▶ _Exercises_
1. Answer these questions from the passage on Bodyamr.
(a) Where did the firm launch its first pret-a-porter collection in 2005?
(b) Which work by Mahmoud Farshchian was reproduced in the 2007 collection?
(c) Where was the nine-piece limited edition capsule collection released?
2. List every person named in the passage on Bodyamr.
3. Write the next part of the passage on Bodyamr, starting after its final sentence.

▶ _Passage provided_
══════════════════════════════
The firm's first collection featured jewel studded evening dresses worn by several key figures in the music industry including Madonna, Whitney Houston, and a host of supermodels. In 2005 the firm launched its first pret-a-porter collection at London Fashion Week. One of its main themes has been the injection of Arabian cultural influences into the designs, specifically Omani oriental references. Bodyamr also worked with other design houses for its collections, including Christian Louboutin who designed the shoes for the Bodyamr collections.

Soon after the release of his collection, Ali became known as the first internationally successful British Arab fashion designer. In 2007 his third collection was inspired by the Iranian painter Mahmoud Farshchian, who gave permission to reproduce his work The Fifth Day of Creation within his collection. Despite these high-profile collaborations, Bodyamr was still called "one of the best kept secrets of fashion insiders" by Vogue Magazine in 2008 when they released a nine-piece limited edition capsule collection through Harrods' Designer Studio.
══════════════════════════════
▶ _Source data_

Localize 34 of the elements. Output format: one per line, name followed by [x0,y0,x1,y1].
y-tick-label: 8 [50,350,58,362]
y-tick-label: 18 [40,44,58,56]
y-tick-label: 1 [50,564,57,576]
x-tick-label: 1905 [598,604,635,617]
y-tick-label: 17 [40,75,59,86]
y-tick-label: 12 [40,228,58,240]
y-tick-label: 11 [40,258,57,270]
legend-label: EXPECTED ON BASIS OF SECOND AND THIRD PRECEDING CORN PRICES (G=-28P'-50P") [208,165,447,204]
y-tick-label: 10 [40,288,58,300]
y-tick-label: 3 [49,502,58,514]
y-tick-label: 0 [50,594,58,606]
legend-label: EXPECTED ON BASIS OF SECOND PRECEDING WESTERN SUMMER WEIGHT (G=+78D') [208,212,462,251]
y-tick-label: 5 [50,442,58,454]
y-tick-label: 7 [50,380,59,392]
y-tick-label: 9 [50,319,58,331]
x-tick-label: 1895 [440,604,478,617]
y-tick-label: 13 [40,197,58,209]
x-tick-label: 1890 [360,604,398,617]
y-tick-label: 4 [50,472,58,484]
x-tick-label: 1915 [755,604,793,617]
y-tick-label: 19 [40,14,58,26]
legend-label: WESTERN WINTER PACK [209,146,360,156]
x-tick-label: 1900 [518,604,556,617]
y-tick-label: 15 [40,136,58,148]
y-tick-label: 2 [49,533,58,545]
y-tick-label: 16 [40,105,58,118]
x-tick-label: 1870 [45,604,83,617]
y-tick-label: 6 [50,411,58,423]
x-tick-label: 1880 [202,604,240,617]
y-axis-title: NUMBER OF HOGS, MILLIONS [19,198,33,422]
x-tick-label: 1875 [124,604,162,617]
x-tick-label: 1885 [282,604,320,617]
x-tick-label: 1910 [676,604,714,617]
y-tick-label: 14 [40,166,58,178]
══════════════════════════════
▶ _Answers for this exercise_
1.
(a) London Fashion Week
(b) The Fifth Day of Creation
(c) Through Harrods' Designer Studio

2. Madonna, Whitney Houston, Christian Louboutin, Ali, Mahmoud Farshchian

3.
In 2010 Bodyamr launched its new diffusion range BodyAmr Studio, a ready-to-wear line, inspired by the 1970s New York City disco scene. The name of the line was inspired by the culture and fashion of the New York nightclub Studio 54, and was described by fashion publications as a new direction in lounge-wear. That year Bodyamr was featured by British Vogue due to the number of celebrities choosing to wear his designs to high-profile events.

In 2011 Bodyamr teamed with Rolls-Royce to produce a series of artistic advertisements celebrating the car company's 100th anniversary.